**Recorded data**
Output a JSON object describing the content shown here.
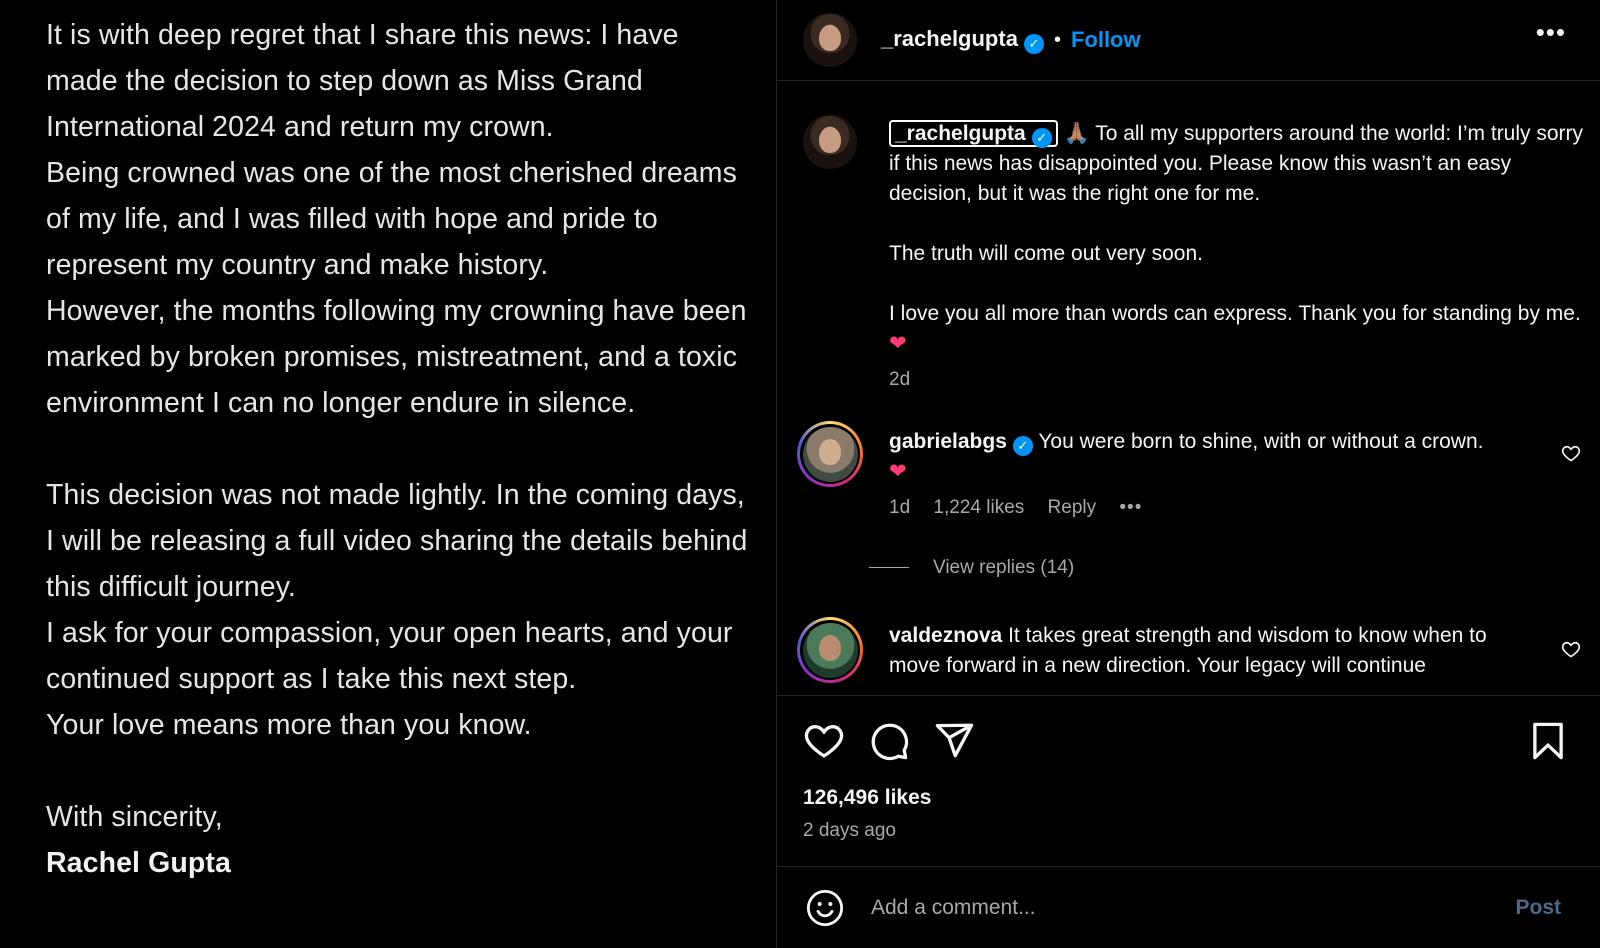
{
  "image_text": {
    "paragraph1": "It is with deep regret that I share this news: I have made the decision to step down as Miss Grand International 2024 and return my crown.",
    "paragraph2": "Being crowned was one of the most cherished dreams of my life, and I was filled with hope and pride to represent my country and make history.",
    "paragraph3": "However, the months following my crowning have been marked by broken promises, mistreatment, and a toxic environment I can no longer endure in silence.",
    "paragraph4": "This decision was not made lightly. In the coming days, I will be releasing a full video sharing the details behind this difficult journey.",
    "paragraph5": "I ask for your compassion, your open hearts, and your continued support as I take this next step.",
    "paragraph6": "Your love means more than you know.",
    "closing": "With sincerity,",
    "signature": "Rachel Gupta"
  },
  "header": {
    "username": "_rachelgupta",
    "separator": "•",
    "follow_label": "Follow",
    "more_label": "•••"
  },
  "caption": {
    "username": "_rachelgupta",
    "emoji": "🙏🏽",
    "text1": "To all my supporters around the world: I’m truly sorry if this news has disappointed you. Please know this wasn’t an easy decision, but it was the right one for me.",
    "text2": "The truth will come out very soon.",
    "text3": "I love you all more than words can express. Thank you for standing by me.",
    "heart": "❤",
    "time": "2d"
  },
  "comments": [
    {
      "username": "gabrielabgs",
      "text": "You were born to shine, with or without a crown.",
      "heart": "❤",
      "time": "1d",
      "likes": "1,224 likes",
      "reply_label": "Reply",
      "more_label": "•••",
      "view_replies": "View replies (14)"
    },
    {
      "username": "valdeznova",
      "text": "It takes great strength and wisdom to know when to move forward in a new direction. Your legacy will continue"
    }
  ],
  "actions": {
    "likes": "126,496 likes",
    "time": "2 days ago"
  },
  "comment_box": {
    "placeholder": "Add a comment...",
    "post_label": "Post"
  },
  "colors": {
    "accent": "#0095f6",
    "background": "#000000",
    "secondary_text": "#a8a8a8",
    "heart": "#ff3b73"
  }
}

**Goal**
Copy the material exactly. Do not include the pictures.

**Written answer**
Output a JSON object describing the content shown here.
{
  "image_text": {
    "paragraph1": "It is with deep regret that I share this news: I have made the decision to step down as Miss Grand International 2024 and return my crown.",
    "paragraph2": "Being crowned was one of the most cherished dreams of my life, and I was filled with hope and pride to represent my country and make history.",
    "paragraph3": "However, the months following my crowning have been marked by broken promises, mistreatment, and a toxic environment I can no longer endure in silence.",
    "paragraph4": "This decision was not made lightly. In the coming days, I will be releasing a full video sharing the details behind this difficult journey.",
    "paragraph5": "I ask for your compassion, your open hearts, and your continued support as I take this next step.",
    "paragraph6": "Your love means more than you know.",
    "closing": "With sincerity,",
    "signature": "Rachel Gupta"
  },
  "header": {
    "username": "_rachelgupta",
    "separator": "•",
    "follow_label": "Follow",
    "more_label": "•••"
  },
  "caption": {
    "username": "_rachelgupta",
    "emoji": "🙏🏽",
    "text1": "To all my supporters around the world: I’m truly sorry if this news has disappointed you. Please know this wasn’t an easy decision, but it was the right one for me.",
    "text2": "The truth will come out very soon.",
    "text3": "I love you all more than words can express. Thank you for standing by me.",
    "heart": "❤",
    "time": "2d"
  },
  "comments": [
    {
      "username": "gabrielabgs",
      "text": "You were born to shine, with or without a crown.",
      "heart": "❤",
      "time": "1d",
      "likes": "1,224 likes",
      "reply_label": "Reply",
      "more_label": "•••",
      "view_replies": "View replies (14)"
    },
    {
      "username": "valdeznova",
      "text": "It takes great strength and wisdom to know when to move forward in a new direction. Your legacy will continue"
    }
  ],
  "actions": {
    "likes": "126,496 likes",
    "time": "2 days ago"
  },
  "comment_box": {
    "placeholder": "Add a comment...",
    "post_label": "Post"
  },
  "colors": {
    "accent": "#0095f6",
    "background": "#000000",
    "secondary_text": "#a8a8a8",
    "heart": "#ff3b73"
  }
}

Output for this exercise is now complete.